● Objective
What function does the drapery rod patent text say curtains and draperies traditionally provide?

● Selected text
★ ★ ★ ★ ★

|Publication number||US6499708 B1|
|Application number||US 09/393,536|
|Publication date||Dec 31, 2002|
|Filing date||Sep 10, 1999|
|Priority date||Sep 10, 1999|
|Publication number||09393536, 393536, US 6499708 B1, US 6499708B1, US-B1-6499708, US6499708 B1, US6499708B1|
|Original Assignee||Joan Cowen|
|Export Citation||BiBTeX, EndNote, RefMan|
|Patent Citations (39), Non-Patent Citations (1), Referenced by (31), Classifications (13), Legal Events (5)|
|External Links: USPTO, USPTO Assignment, Espacenet|
The present invention relates to cylindrical drapery rods having a decorated surface and, in particular, to a functional rod on which drapery is supported by moveable support members that can be moved from an open condition to a closed condition.
Traditionally, curtains and draperies provide the function of controlling light passing through a window. The drapery may be opened to allow the light of a sunny day to illuminate the room or may be closed to provide privacy to the occupants thereof. A functional drapery rod is an elongate member having one or more tracks thereon for receiving a plurality of support members to which the upper ends of the drapery is attached. The support members move within the tracks to allow the drapery to be moved between an open condition, in which light is emitted to the room, and a closed condition in which the drapery provides privacy for the occupants.

★ ★ ★ ★ ★

(Rows from a dataset)
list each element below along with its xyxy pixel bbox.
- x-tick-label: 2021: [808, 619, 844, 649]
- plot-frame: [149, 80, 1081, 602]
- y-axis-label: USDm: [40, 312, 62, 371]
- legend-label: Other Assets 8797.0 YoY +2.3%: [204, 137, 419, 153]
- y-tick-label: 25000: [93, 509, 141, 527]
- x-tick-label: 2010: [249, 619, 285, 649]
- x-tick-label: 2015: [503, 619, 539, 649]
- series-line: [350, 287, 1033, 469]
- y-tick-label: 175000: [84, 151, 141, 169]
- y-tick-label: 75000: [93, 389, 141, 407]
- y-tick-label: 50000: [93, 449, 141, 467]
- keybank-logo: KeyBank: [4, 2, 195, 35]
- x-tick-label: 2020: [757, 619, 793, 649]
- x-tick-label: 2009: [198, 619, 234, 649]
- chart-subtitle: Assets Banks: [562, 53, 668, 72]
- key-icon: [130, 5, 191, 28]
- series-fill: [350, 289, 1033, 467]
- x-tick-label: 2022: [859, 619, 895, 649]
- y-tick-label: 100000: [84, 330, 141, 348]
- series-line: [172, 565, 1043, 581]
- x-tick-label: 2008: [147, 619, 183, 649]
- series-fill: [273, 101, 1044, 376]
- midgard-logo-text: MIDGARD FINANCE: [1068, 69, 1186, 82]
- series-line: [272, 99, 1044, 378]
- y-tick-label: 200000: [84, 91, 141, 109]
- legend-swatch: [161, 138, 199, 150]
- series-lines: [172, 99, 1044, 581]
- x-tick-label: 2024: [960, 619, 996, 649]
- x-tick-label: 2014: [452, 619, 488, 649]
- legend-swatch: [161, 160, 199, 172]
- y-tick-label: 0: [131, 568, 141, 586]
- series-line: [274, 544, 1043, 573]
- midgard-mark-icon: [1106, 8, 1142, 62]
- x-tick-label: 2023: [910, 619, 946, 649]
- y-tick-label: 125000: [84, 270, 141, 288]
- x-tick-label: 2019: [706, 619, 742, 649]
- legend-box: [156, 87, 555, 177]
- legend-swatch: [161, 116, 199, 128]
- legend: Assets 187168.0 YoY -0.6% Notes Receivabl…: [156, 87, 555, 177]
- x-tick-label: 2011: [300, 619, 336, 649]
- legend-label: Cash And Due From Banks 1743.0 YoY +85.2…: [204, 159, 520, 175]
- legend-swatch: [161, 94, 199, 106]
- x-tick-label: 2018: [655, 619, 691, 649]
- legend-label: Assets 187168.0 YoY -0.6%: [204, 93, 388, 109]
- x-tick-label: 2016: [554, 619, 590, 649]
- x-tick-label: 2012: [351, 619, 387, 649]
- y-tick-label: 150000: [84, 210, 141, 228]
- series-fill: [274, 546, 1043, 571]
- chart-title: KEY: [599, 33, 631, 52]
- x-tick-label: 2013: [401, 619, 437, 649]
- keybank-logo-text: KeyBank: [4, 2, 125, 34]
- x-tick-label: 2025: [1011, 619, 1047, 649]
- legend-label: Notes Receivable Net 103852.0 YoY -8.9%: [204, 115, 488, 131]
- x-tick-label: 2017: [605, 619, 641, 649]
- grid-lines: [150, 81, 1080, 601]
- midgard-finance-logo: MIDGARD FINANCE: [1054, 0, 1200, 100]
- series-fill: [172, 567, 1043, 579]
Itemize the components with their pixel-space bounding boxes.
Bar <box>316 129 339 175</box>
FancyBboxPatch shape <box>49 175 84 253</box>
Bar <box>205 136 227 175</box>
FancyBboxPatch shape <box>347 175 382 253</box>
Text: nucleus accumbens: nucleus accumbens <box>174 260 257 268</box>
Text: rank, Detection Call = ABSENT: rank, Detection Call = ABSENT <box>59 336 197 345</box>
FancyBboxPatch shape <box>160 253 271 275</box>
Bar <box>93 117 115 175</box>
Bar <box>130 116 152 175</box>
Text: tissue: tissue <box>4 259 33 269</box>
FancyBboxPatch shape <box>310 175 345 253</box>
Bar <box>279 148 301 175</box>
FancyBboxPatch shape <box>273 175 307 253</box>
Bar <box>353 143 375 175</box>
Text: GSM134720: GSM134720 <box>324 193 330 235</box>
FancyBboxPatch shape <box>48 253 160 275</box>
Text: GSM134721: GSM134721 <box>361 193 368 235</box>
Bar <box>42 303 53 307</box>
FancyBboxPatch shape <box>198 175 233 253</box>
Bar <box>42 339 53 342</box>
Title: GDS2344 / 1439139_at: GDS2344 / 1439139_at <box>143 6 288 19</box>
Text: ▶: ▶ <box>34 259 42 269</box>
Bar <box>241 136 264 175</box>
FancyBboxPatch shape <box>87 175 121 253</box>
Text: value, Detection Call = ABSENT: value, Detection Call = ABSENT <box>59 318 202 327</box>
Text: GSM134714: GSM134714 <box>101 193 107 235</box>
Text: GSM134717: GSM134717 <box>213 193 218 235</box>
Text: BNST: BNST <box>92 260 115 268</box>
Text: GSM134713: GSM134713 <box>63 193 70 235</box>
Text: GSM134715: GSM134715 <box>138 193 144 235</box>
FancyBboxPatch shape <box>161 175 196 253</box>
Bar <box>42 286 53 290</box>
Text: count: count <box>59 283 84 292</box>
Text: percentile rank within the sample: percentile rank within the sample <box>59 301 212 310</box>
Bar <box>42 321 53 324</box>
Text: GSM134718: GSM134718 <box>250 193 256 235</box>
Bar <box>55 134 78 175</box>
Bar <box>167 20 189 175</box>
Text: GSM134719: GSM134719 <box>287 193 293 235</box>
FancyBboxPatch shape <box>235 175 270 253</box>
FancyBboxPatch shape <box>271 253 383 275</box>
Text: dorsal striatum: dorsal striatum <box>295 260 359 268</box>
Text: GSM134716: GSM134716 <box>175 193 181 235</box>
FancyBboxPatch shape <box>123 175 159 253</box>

★ ★ ★ ★ ★

● Correct response
Controlling light passing through a window.